### [EXERCISE DIRECTIONS]
Write out the full set of records exactly. Any pictures in them do not belong in the copy.

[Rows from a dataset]
———
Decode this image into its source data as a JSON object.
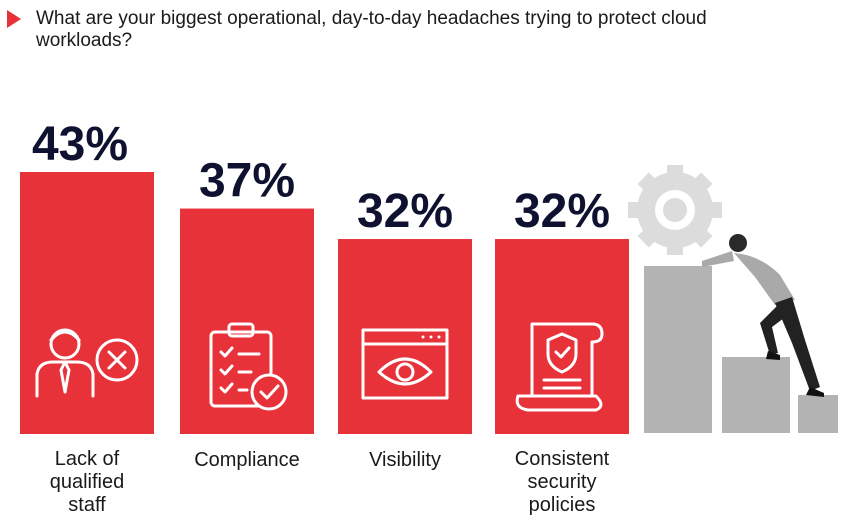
{
  "question": "What are your biggest operational, day-to-day headaches trying to protect cloud workloads?",
  "chart_data": {
    "type": "bar",
    "categories": [
      "Lack of qualified staff",
      "Compliance",
      "Visibility",
      "Consistent security policies"
    ],
    "category_lines": [
      [
        "Lack of",
        "qualified",
        "staff"
      ],
      [
        "Compliance"
      ],
      [
        "Visibility"
      ],
      [
        "Consistent",
        "security",
        "policies"
      ]
    ],
    "values": [
      43,
      37,
      32,
      32
    ],
    "value_labels": [
      "43%",
      "37%",
      "32%",
      "32%"
    ],
    "icons": [
      "person-with-x-icon",
      "clipboard-checklist-icon",
      "browser-eye-icon",
      "shield-document-icon"
    ],
    "bar_color": "#e8323a",
    "label_color": "#0e1230",
    "ylim": [
      0,
      43
    ]
  }
}
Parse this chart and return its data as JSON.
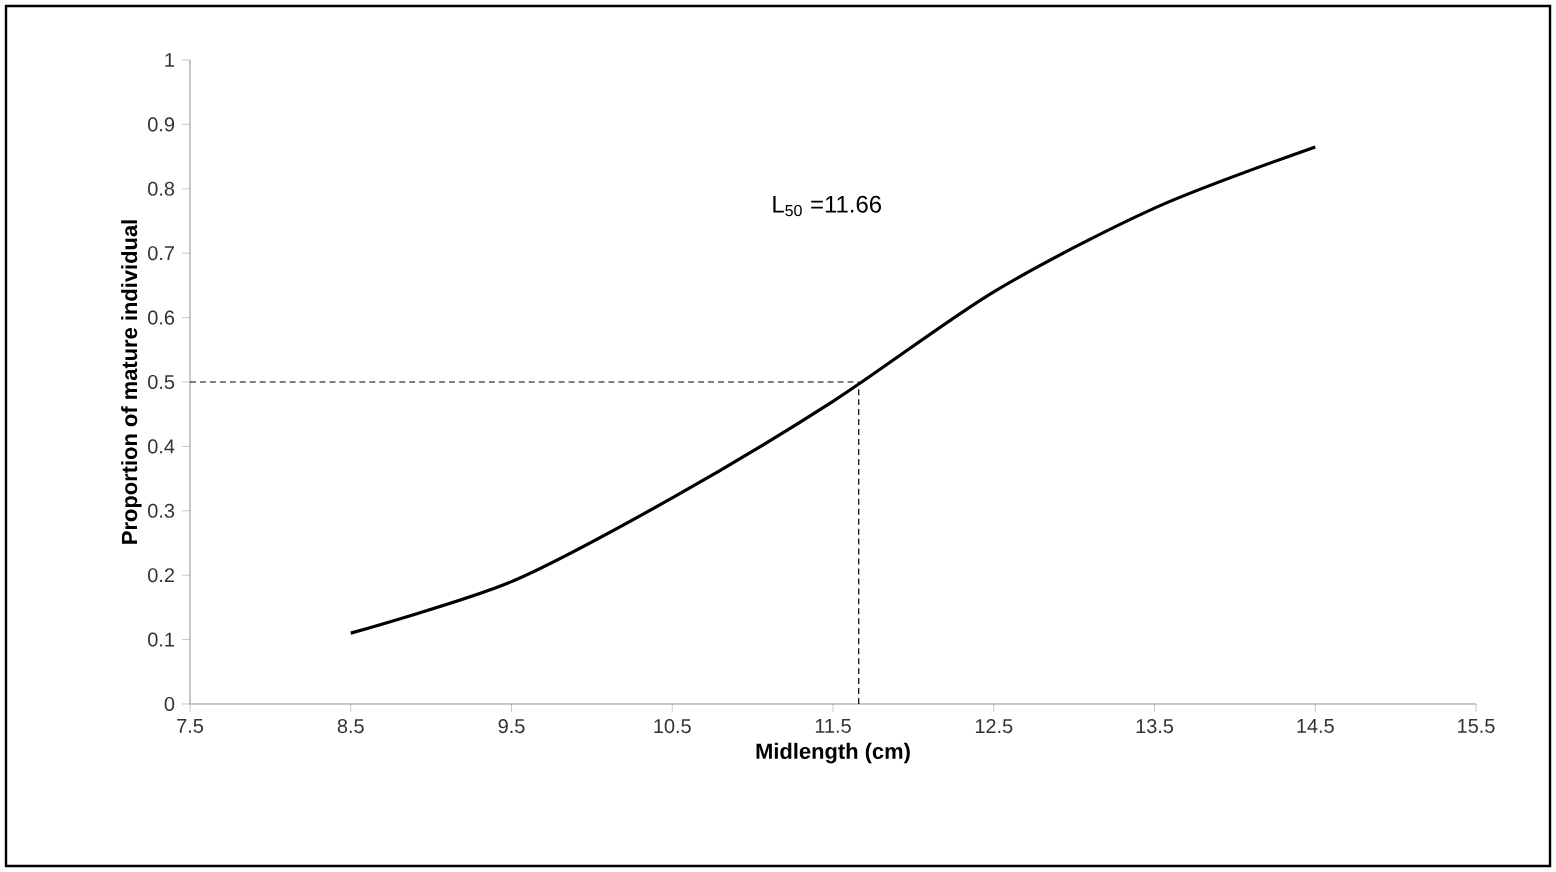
{
  "chart_data": {
    "type": "line",
    "xlabel": "Midlength (cm)",
    "ylabel": "Proportion of mature individual",
    "x": [
      8.5,
      9.5,
      10.5,
      11.5,
      12.5,
      13.5,
      14.5
    ],
    "series": [
      {
        "color": "#000000",
        "values": [
          0.11,
          0.19,
          0.32,
          0.47,
          0.64,
          0.77,
          0.865
        ]
      }
    ],
    "xlim": [
      7.5,
      15.5
    ],
    "xticks": [
      7.5,
      8.5,
      9.5,
      10.5,
      11.5,
      12.5,
      13.5,
      14.5,
      15.5
    ],
    "ylim": [
      0,
      1
    ],
    "yticks": [
      0,
      0.1,
      0.2,
      0.3,
      0.4,
      0.5,
      0.6,
      0.7,
      0.8,
      0.9,
      1
    ],
    "ref_lines": [
      {
        "axis": "x",
        "value": 11.66,
        "color": "#000000",
        "line_style": "dashed"
      },
      {
        "axis": "y",
        "value": 0.5,
        "color": "#000000",
        "line_style": "dashed"
      }
    ],
    "annotations": [
      "L$_{50}$ =11.66"
    ],
    "grid": false,
    "marker": "none",
    "line_style": "solid"
  }
}
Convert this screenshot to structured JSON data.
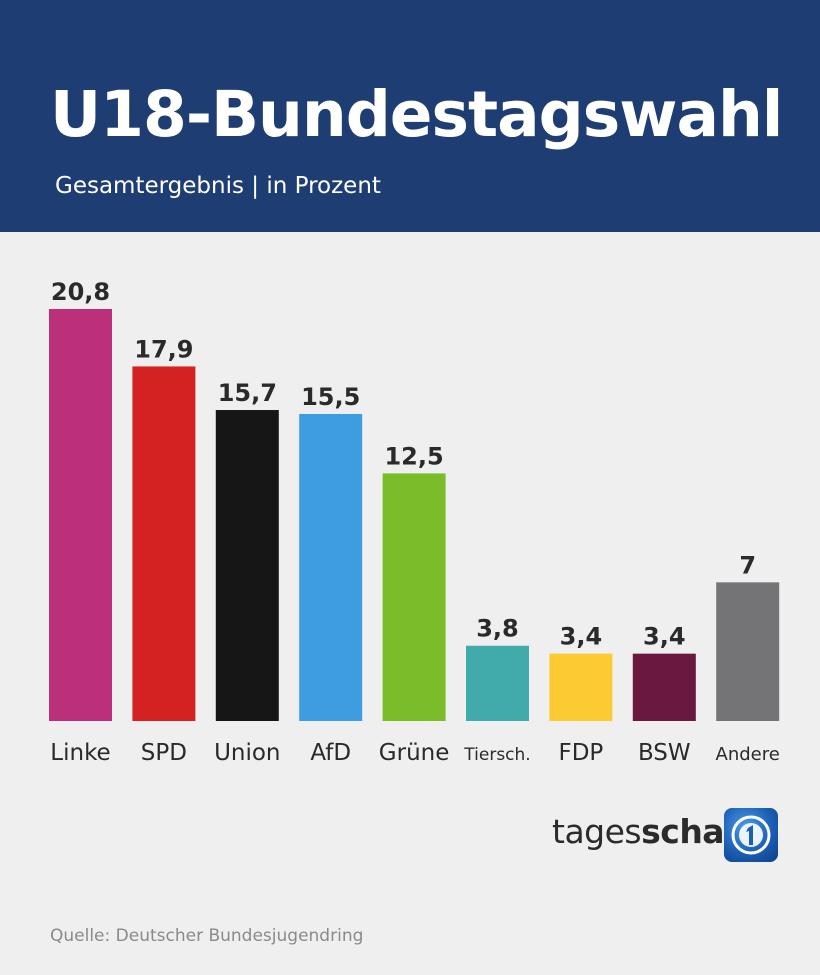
{
  "header": {
    "title": "U18-Bundestagswahl",
    "subtitle": "Gesamtergebnis | in Prozent"
  },
  "chart_data": {
    "type": "bar",
    "categories": [
      "Linke",
      "SPD",
      "Union",
      "AfD",
      "Grüne",
      "Tiersch.",
      "FDP",
      "BSW",
      "Andere"
    ],
    "values": [
      20.8,
      17.9,
      15.7,
      15.5,
      12.5,
      3.8,
      3.4,
      3.4,
      7
    ],
    "value_labels": [
      "20,8",
      "17,9",
      "15,7",
      "15,5",
      "12,5",
      "3,8",
      "3,4",
      "3,4",
      "7"
    ],
    "colors": [
      "#bc2f79",
      "#d42222",
      "#161616",
      "#3d9de0",
      "#7bbc2b",
      "#40abaa",
      "#fccb34",
      "#6a1840",
      "#747476"
    ],
    "ylim": [
      0,
      20.8
    ],
    "grid": false,
    "title": "U18-Bundestagswahl",
    "subtitle": "Gesamtergebnis | in Prozent"
  },
  "branding": {
    "name_light": "tages",
    "name_bold": "schau",
    "logo_icon": "tagesschau-logo-icon"
  },
  "footer": {
    "source": "Quelle: Deutscher Bundesjugendring"
  }
}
———
### [ANSWER]
Decode this image into its source data as a JSON object.
{
  "question": "What are your biggest operational, day-to-day headaches trying to protect cloud workloads?",
  "chart_data": {
    "type": "bar",
    "categories": [
      "Lack of qualified staff",
      "Compliance",
      "Visibility",
      "Consistent security policies"
    ],
    "category_lines": [
      [
        "Lack of",
        "qualified",
        "staff"
      ],
      [
        "Compliance"
      ],
      [
        "Visibility"
      ],
      [
        "Consistent",
        "security",
        "policies"
      ]
    ],
    "values": [
      43,
      37,
      32,
      32
    ],
    "value_labels": [
      "43%",
      "37%",
      "32%",
      "32%"
    ],
    "icons": [
      "person-with-x-icon",
      "clipboard-checklist-icon",
      "browser-eye-icon",
      "shield-document-icon"
    ],
    "bar_color": "#e8323a",
    "label_color": "#0e1230",
    "ylim": [
      0,
      43
    ]
  }
}
Parse this chart and return its data as JSON.
{
  "chart_data": {
    "type": "line",
    "xlabel": "Midlength (cm)",
    "ylabel": "Proportion of mature individual",
    "x": [
      8.5,
      9.5,
      10.5,
      11.5,
      12.5,
      13.5,
      14.5
    ],
    "series": [
      {
        "color": "#000000",
        "values": [
          0.11,
          0.19,
          0.32,
          0.47,
          0.64,
          0.77,
          0.865
        ]
      }
    ],
    "xlim": [
      7.5,
      15.5
    ],
    "xticks": [
      7.5,
      8.5,
      9.5,
      10.5,
      11.5,
      12.5,
      13.5,
      14.5,
      15.5
    ],
    "ylim": [
      0,
      1
    ],
    "yticks": [
      0,
      0.1,
      0.2,
      0.3,
      0.4,
      0.5,
      0.6,
      0.7,
      0.8,
      0.9,
      1
    ],
    "ref_lines": [
      {
        "axis": "x",
        "value": 11.66,
        "color": "#000000",
        "line_style": "dashed"
      },
      {
        "axis": "y",
        "value": 0.5,
        "color": "#000000",
        "line_style": "dashed"
      }
    ],
    "annotations": [
      "L$_{50}$ =11.66"
    ],
    "grid": false,
    "marker": "none",
    "line_style": "solid"
  }
}
Convert this screenshot to structured JSON data.
{
  "header": {
    "title": "U18-Bundestagswahl",
    "subtitle": "Gesamtergebnis | in Prozent"
  },
  "chart_data": {
    "type": "bar",
    "categories": [
      "Linke",
      "SPD",
      "Union",
      "AfD",
      "Grüne",
      "Tiersch.",
      "FDP",
      "BSW",
      "Andere"
    ],
    "values": [
      20.8,
      17.9,
      15.7,
      15.5,
      12.5,
      3.8,
      3.4,
      3.4,
      7
    ],
    "value_labels": [
      "20,8",
      "17,9",
      "15,7",
      "15,5",
      "12,5",
      "3,8",
      "3,4",
      "3,4",
      "7"
    ],
    "colors": [
      "#bc2f79",
      "#d42222",
      "#161616",
      "#3d9de0",
      "#7bbc2b",
      "#40abaa",
      "#fccb34",
      "#6a1840",
      "#747476"
    ],
    "ylim": [
      0,
      20.8
    ],
    "grid": false,
    "title": "U18-Bundestagswahl",
    "subtitle": "Gesamtergebnis | in Prozent"
  },
  "branding": {
    "name_light": "tages",
    "name_bold": "schau",
    "logo_icon": "tagesschau-logo-icon"
  },
  "footer": {
    "source": "Quelle: Deutscher Bundesjugendring"
  }
}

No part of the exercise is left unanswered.